### INSTRUCTIONS TO FOLLOW
Gather each line of the entries below that includes "Uptime".

RECORDED DATA START

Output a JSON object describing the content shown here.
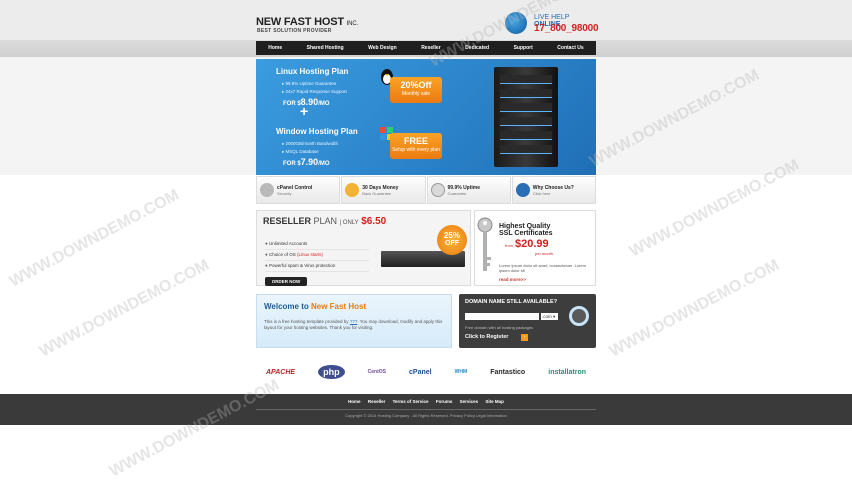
{
  "header": {
    "logo_main": "NEW FAST HOST",
    "logo_suffix": "INC.",
    "tagline": "BEST SOLUTION PROVIDER",
    "live_help_a": "LIVE HELP",
    "live_help_b": "ONLINE",
    "phone": "17_800_98000"
  },
  "nav": [
    "Home",
    "Shared Hosting",
    "Web Design",
    "Reseller",
    "Dedicated",
    "Support",
    "Contact Us"
  ],
  "hero": {
    "linux": {
      "title": "Linux Hosting Plan",
      "features": [
        "99.9% Uptime Guarantee",
        "24x7 Rapid Response Support"
      ],
      "price_prefix": "FOR $",
      "price": "8.90",
      "price_suffix": "/MO",
      "badge_big": "20%Off",
      "badge_small": "Monthly sale"
    },
    "window": {
      "title": "Window Hosting Plan",
      "features": [
        "2000GB/month Bandwidth",
        "MSQL Database"
      ],
      "price_prefix": "FOR $",
      "price": "7.90",
      "price_suffix": "/MO",
      "badge_big": "FREE",
      "badge_small": "Setup with every plan"
    }
  },
  "features": [
    {
      "title": "cPanel Control",
      "sub": "Security",
      "icon": "gear-icon",
      "color": "#b9b9b9"
    },
    {
      "title": "30 Days Money",
      "sub": "Back Guarantee",
      "icon": "coins-icon",
      "color": "#f2b233"
    },
    {
      "title": "99.9% Uptime",
      "sub": "Guarantee",
      "icon": "clock-icon",
      "color": "#d9d9d9"
    },
    {
      "title": "Why Choose Us?",
      "sub": "Click here",
      "icon": "question-icon",
      "color": "#2a6eb5"
    }
  ],
  "reseller": {
    "title": "RESELLER",
    "plan": "PLAN",
    "only": "| ONLY",
    "price": "$6.50",
    "items": [
      {
        "text": "Unlimited Accounts",
        "em": ""
      },
      {
        "text": "Choice of OS ",
        "em": "(Linux starts)"
      },
      {
        "text": "Powerful spam & Virus protection",
        "em": ""
      }
    ],
    "order": "ORDER NOW",
    "off_pct": "25%",
    "off_word": "OFF"
  },
  "ssl": {
    "title1": "Highest Quality",
    "title2": "SSL Certificates",
    "from": "from",
    "price": "$20.99",
    "per": "per month",
    "desc": "Lorem ipsum dolor sit amet, consectetuer .Lorem ipsum dolor sit",
    "more": "read more>>"
  },
  "welcome": {
    "title_a": "Welcome to",
    "title_b": "New Fast Host",
    "text_a": "This is a free hosting template provided by",
    "link": "???",
    "text_b": ". You may download, modify and apply this layout for your hosting websites. Thank you for visiting."
  },
  "domain": {
    "title": "DOMAIN NAME STILL AVAILABLE?",
    "tld": ".com",
    "note": "Free domain with all hosting packages",
    "register": "Click to Register"
  },
  "logos": [
    {
      "name": "APACHE",
      "color": "#b8232a"
    },
    {
      "name": "php",
      "color": "#3f4f8f"
    },
    {
      "name": "CentOS",
      "color": "#6b4c9a"
    },
    {
      "name": "cPanel",
      "color": "#1c4f8a"
    },
    {
      "name": "WHM",
      "color": "#1b8ad1"
    },
    {
      "name": "Fantastico",
      "color": "#2a2a2a"
    },
    {
      "name": "installatron",
      "color": "#2d8a7a"
    }
  ],
  "footer": {
    "links": [
      "Home",
      "Reseller",
      "Terms of Service",
      "Forums",
      "Services",
      "Site Map"
    ],
    "copyright": "Copyright © 2014 Hosting Company - All Rights Reserved. Privacy Policy Legal Information"
  },
  "watermark": "WWW.DOWNDEMO.COM"
}
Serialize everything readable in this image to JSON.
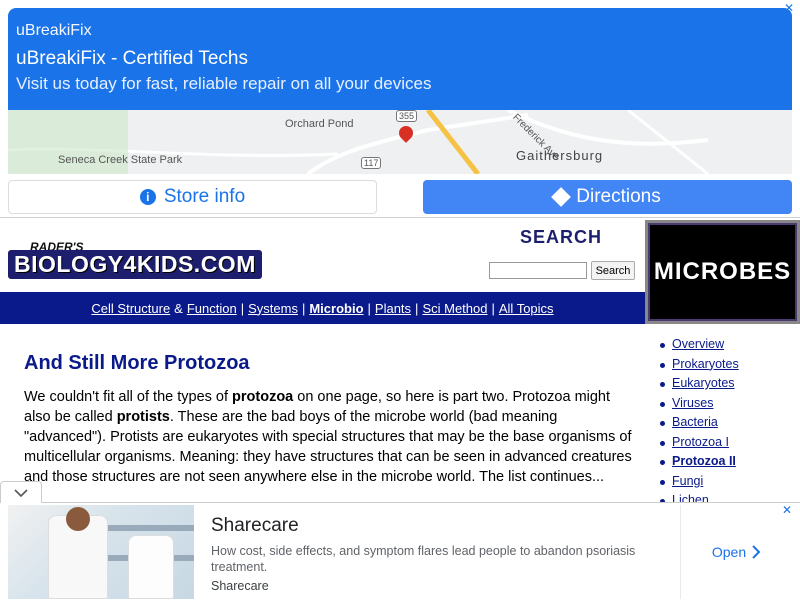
{
  "top_ad": {
    "brand": "uBreakiFix",
    "headline": "uBreakiFix - Certified Techs",
    "subtitle": "Visit us today for fast, reliable repair on all your devices",
    "map_labels": {
      "pond": "Orchard Pond",
      "park": "Seneca Creek State Park",
      "road": "117",
      "road2": "355",
      "avenue": "Frederick Ave",
      "city": "Gaithersburg"
    },
    "store_info_label": "Store info",
    "directions_label": "Directions",
    "close_icon": "close-icon"
  },
  "header": {
    "logo_small": "RADER'S",
    "logo_big": "BIOLOGY4KIDS.COM",
    "search_title": "SEARCH",
    "search_button": "Search",
    "section_badge": "MICROBES"
  },
  "nav": {
    "cell_structure": "Cell Structure",
    "amp": "&",
    "function": "Function",
    "systems": "Systems",
    "microbio": "Microbio",
    "plants": "Plants",
    "sci_method": "Sci Method",
    "all_topics": "All Topics",
    "sep": "|"
  },
  "main": {
    "title": "And Still More Protozoa",
    "p1": "We couldn't fit all of the types of ",
    "b1": "protozoa",
    "p2": " on one page, so here is part two. Protozoa might also be called ",
    "b2": "protists",
    "p3": ". These are the bad boys of the microbe world (bad meaning \"advanced\"). Protists are eukaryotes with special structures that may be the base organisms of multicellular organisms. Meaning: they have structures that can be seen in advanced creatures and those structures are not seen anywhere else in the microbe world. The list continues..."
  },
  "side_nav": {
    "items": [
      {
        "label": "Overview"
      },
      {
        "label": "Prokaryotes"
      },
      {
        "label": "Eukaryotes"
      },
      {
        "label": "Viruses"
      },
      {
        "label": "Bacteria"
      },
      {
        "label": "Protozoa I"
      },
      {
        "label": "Protozoa II"
      },
      {
        "label": "Fungi"
      },
      {
        "label": "Lichen"
      }
    ]
  },
  "bottom_ad": {
    "title": "Sharecare",
    "description": "How cost, side effects, and symptom flares lead people to abandon psoriasis treatment.",
    "source": "Sharecare",
    "open_label": "Open"
  },
  "colors": {
    "ad_blue": "#1a73e8",
    "nav_blue": "#0a1a8a"
  }
}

RECORDED DATA END

### FINISHED EXERCISE
        "99.9% Uptime Guarantee",
      "title": "99.9% Uptime",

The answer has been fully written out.